___ Data to use ___
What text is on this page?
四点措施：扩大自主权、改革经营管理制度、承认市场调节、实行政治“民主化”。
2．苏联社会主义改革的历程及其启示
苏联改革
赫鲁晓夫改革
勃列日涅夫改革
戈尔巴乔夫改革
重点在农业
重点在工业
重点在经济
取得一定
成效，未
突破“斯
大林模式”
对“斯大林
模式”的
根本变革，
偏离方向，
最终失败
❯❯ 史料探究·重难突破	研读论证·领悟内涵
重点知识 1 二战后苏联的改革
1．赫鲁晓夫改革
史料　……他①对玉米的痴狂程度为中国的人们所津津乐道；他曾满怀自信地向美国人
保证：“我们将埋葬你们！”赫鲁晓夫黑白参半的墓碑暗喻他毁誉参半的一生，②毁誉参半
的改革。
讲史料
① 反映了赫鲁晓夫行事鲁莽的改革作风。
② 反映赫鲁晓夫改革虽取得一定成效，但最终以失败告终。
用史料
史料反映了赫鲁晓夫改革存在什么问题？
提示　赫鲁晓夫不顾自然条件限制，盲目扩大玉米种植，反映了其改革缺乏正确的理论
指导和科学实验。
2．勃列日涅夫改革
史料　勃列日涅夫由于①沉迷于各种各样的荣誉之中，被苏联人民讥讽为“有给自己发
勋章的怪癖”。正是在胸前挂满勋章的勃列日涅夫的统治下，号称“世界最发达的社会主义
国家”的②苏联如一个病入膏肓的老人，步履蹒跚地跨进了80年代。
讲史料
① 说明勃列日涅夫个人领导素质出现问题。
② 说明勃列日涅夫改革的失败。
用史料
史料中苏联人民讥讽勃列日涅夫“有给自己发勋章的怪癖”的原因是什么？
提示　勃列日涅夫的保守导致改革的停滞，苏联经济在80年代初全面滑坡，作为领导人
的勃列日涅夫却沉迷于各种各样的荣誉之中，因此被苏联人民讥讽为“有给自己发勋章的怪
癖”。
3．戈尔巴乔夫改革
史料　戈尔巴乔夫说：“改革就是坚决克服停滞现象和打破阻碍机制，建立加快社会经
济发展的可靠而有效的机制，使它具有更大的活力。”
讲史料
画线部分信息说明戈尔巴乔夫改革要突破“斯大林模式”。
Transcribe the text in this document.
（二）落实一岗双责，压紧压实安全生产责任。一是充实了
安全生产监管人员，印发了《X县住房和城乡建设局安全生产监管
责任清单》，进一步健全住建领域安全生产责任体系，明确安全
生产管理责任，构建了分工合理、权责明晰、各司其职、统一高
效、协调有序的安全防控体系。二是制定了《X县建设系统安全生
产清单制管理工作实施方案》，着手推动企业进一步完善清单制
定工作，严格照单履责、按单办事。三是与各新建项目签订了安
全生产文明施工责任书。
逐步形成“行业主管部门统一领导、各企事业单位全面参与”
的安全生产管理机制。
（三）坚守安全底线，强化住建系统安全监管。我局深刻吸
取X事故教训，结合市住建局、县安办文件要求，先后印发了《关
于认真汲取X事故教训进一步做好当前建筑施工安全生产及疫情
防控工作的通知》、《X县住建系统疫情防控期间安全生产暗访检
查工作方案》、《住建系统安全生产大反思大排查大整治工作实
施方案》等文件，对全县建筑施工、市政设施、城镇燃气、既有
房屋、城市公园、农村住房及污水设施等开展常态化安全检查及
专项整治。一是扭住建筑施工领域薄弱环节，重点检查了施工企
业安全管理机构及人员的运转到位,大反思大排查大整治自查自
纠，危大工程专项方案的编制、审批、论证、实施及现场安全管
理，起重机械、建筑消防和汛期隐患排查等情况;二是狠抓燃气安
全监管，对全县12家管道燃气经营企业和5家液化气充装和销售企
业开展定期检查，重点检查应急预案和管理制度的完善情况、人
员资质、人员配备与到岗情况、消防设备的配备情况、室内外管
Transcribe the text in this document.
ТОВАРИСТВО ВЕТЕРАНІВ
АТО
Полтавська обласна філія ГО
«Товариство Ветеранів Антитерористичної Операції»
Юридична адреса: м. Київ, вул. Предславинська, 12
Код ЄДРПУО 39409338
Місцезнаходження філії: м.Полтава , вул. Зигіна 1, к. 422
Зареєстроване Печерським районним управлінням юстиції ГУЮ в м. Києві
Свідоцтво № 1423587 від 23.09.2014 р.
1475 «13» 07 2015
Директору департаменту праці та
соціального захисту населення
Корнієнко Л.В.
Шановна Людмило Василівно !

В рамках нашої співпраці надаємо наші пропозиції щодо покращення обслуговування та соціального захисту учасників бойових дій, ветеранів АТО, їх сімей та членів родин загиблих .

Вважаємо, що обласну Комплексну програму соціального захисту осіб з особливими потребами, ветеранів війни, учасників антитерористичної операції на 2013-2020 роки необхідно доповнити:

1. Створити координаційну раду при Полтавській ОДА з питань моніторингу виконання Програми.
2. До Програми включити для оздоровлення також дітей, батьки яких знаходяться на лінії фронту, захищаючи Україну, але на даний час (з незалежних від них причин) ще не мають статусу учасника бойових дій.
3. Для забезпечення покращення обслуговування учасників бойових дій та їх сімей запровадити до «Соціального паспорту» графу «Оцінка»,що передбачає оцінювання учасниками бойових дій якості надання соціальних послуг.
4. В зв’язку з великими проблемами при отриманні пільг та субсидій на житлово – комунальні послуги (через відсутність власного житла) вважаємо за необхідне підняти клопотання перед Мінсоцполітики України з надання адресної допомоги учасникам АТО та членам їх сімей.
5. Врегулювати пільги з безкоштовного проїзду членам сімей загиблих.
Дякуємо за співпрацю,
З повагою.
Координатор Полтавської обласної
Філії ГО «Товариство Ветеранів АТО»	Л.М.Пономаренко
___
Take every line containing the word "Програми" and copy it.

1. Створити координаційну раду при Полтавській ОДА з питань моніторингу виконання Програми.
2. До Програми включити для оздоровлення також дітей, батьки яких знаходяться на лінії фронту, захищаючи Україну, але на даний час (з незалежних від них причин) ще не мають статусу учасника бойових дій.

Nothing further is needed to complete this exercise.